• **GIVEN PROBLEM**
Print the entries in full, word for word, but not the pictures.

• **SUPPLIED ENTRIES**
■ ■ ■ ■ ■

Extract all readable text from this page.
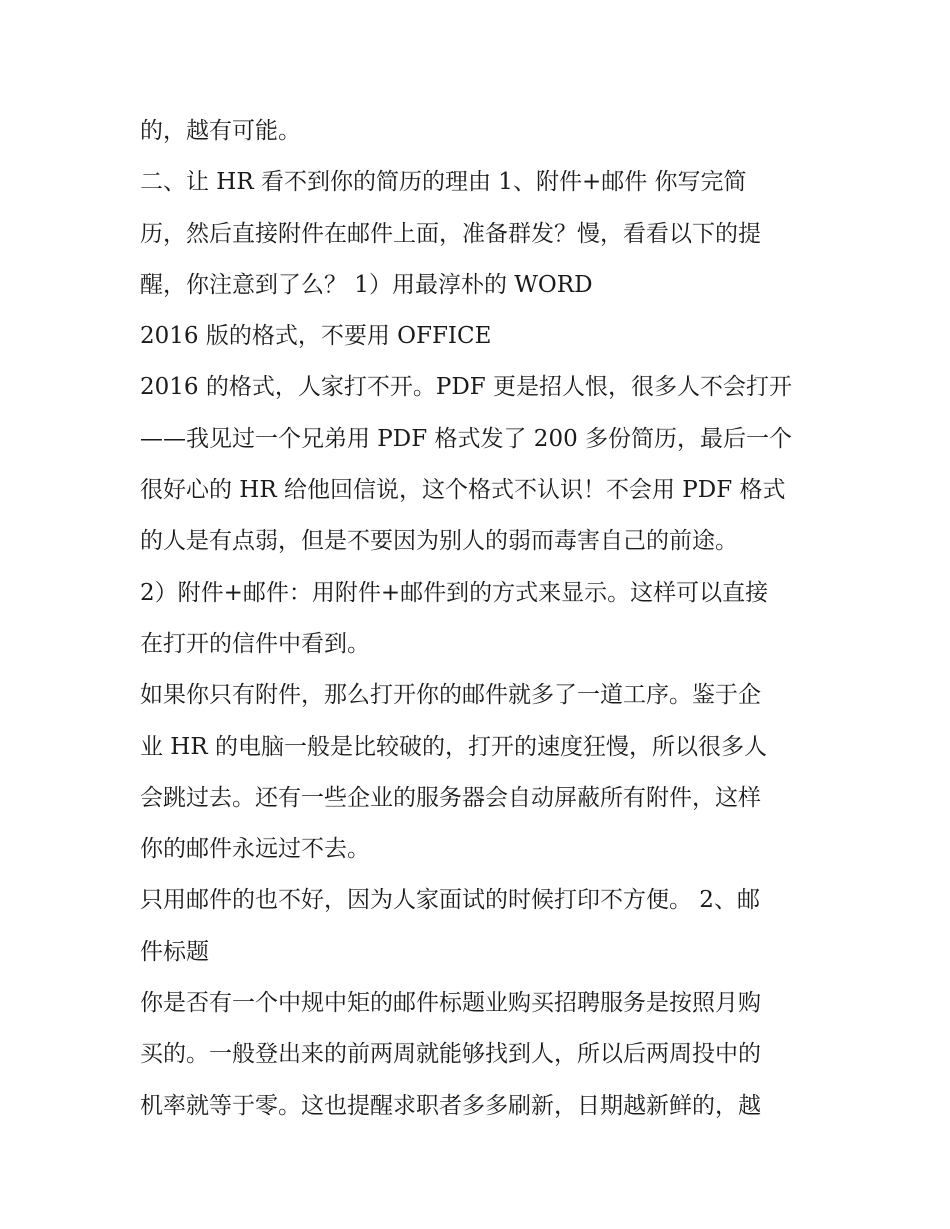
的，越有可能。
二、让 HR 看不到你的简历的理由 1、附件+邮件 你写完简
历，然后直接附件在邮件上面，准备群发？慢，看看以下的提
醒，你注意到了么？ 1）用最淳朴的 WORD
2016 版的格式，不要用 OFFICE
2016 的格式，人家打不开。PDF 更是招人恨，很多人不会打开
——我见过一个兄弟用 PDF 格式发了 200 多份简历，最后一个
很好心的 HR 给他回信说，这个格式不认识！不会用 PDF 格式
的人是有点弱，但是不要因为别人的弱而毒害自己的前途。
2）附件+邮件：用附件+邮件到的方式来显示。这样可以直接
在打开的信件中看到。
如果你只有附件，那么打开你的邮件就多了一道工序。鉴于企
业 HR 的电脑一般是比较破的，打开的速度狂慢，所以很多人
会跳过去。还有一些企业的服务器会自动屏蔽所有附件，这样
你的邮件永远过不去。
只用邮件的也不好，因为人家面试的时候打印不方便。 2、邮
件标题
你是否有一个中规中矩的邮件标题业购买招聘服务是按照月购
买的。一般登出来的前两周就能够找到人，所以后两周投中的
机率就等于零。这也提醒求职者多多刷新，日期越新鲜的，越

■ ■ ■ ■ ■

• **THE COMPLETED TASK**
Extract all readable text from this page.
的，越有可能。
二、让 HR 看不到你的简历的理由 1、附件+邮件 你写完简
历，然后直接附件在邮件上面，准备群发？慢，看看以下的提
醒，你注意到了么？ 1）用最淳朴的 WORD
2016 版的格式，不要用 OFFICE
2016 的格式，人家打不开。PDF 更是招人恨，很多人不会打开
——我见过一个兄弟用 PDF 格式发了 200 多份简历，最后一个
很好心的 HR 给他回信说，这个格式不认识！不会用 PDF 格式
的人是有点弱，但是不要因为别人的弱而毒害自己的前途。
2）附件+邮件：用附件+邮件到的方式来显示。这样可以直接
在打开的信件中看到。
如果你只有附件，那么打开你的邮件就多了一道工序。鉴于企
业 HR 的电脑一般是比较破的，打开的速度狂慢，所以很多人
会跳过去。还有一些企业的服务器会自动屏蔽所有附件，这样
你的邮件永远过不去。
只用邮件的也不好，因为人家面试的时候打印不方便。 2、邮
件标题
你是否有一个中规中矩的邮件标题业购买招聘服务是按照月购
买的。一般登出来的前两周就能够找到人，所以后两周投中的
机率就等于零。这也提醒求职者多多刷新，日期越新鲜的，越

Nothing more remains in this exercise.